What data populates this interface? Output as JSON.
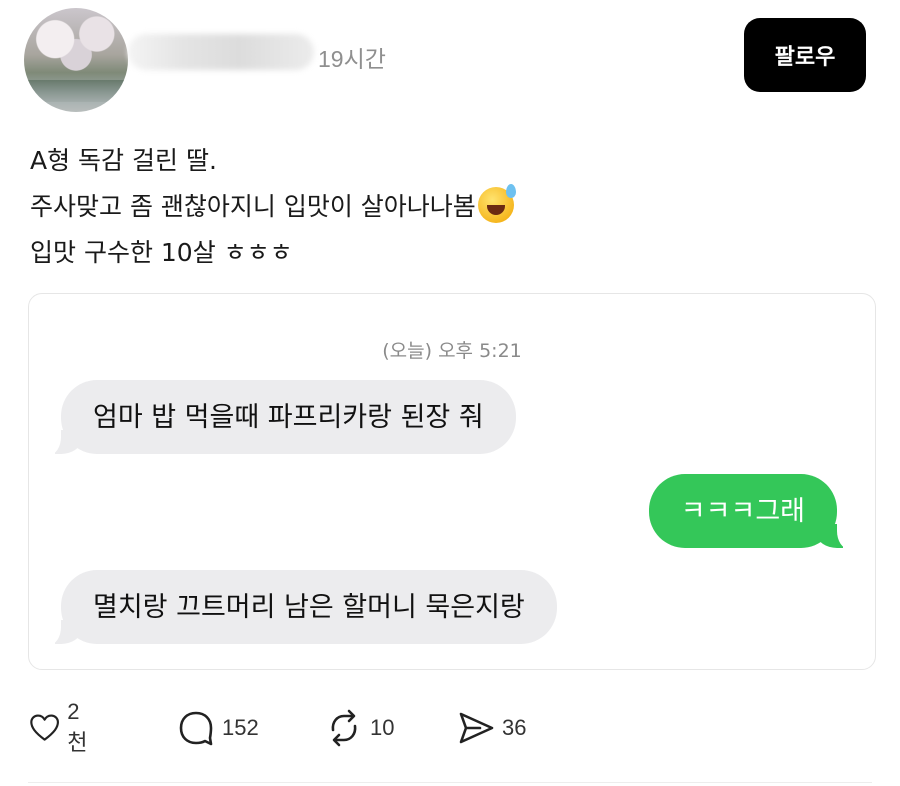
{
  "header": {
    "time": "19시간",
    "follow_label": "팔로우"
  },
  "post": {
    "lines": [
      "A형 독감 걸린 딸.",
      "주사맞고 좀 괜찮아지니 입맛이 살아나나봄",
      "입맛 구수한 10살 ㅎㅎㅎ"
    ],
    "emoji": "sweat-smile-emoji"
  },
  "chat": {
    "timestamp": "(오늘) 오후 5:21",
    "messages": [
      {
        "side": "received",
        "text": "엄마 밥 먹을때 파프리카랑 된장 줘"
      },
      {
        "side": "sent",
        "text": "ㅋㅋㅋ그래"
      },
      {
        "side": "received",
        "text": "멸치랑 끄트머리 남은 할머니 묵은지랑"
      }
    ]
  },
  "actions": {
    "likes": "2천",
    "replies": "152",
    "reposts": "10",
    "shares": "36"
  },
  "colors": {
    "follow_bg": "#000000",
    "sent_bubble": "#34c759",
    "received_bubble": "#ececee"
  }
}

§ **TASK REQUIREMENTS**:
Quote the entries above word for word. Leave the images out.

§ **CORRECT RESPONSE**:
What data populates this interface? Output as JSON.
{
  "header": {
    "time": "19시간",
    "follow_label": "팔로우"
  },
  "post": {
    "lines": [
      "A형 독감 걸린 딸.",
      "주사맞고 좀 괜찮아지니 입맛이 살아나나봄",
      "입맛 구수한 10살 ㅎㅎㅎ"
    ],
    "emoji": "sweat-smile-emoji"
  },
  "chat": {
    "timestamp": "(오늘) 오후 5:21",
    "messages": [
      {
        "side": "received",
        "text": "엄마 밥 먹을때 파프리카랑 된장 줘"
      },
      {
        "side": "sent",
        "text": "ㅋㅋㅋ그래"
      },
      {
        "side": "received",
        "text": "멸치랑 끄트머리 남은 할머니 묵은지랑"
      }
    ]
  },
  "actions": {
    "likes": "2천",
    "replies": "152",
    "reposts": "10",
    "shares": "36"
  },
  "colors": {
    "follow_bg": "#000000",
    "sent_bubble": "#34c759",
    "received_bubble": "#ececee"
  }
}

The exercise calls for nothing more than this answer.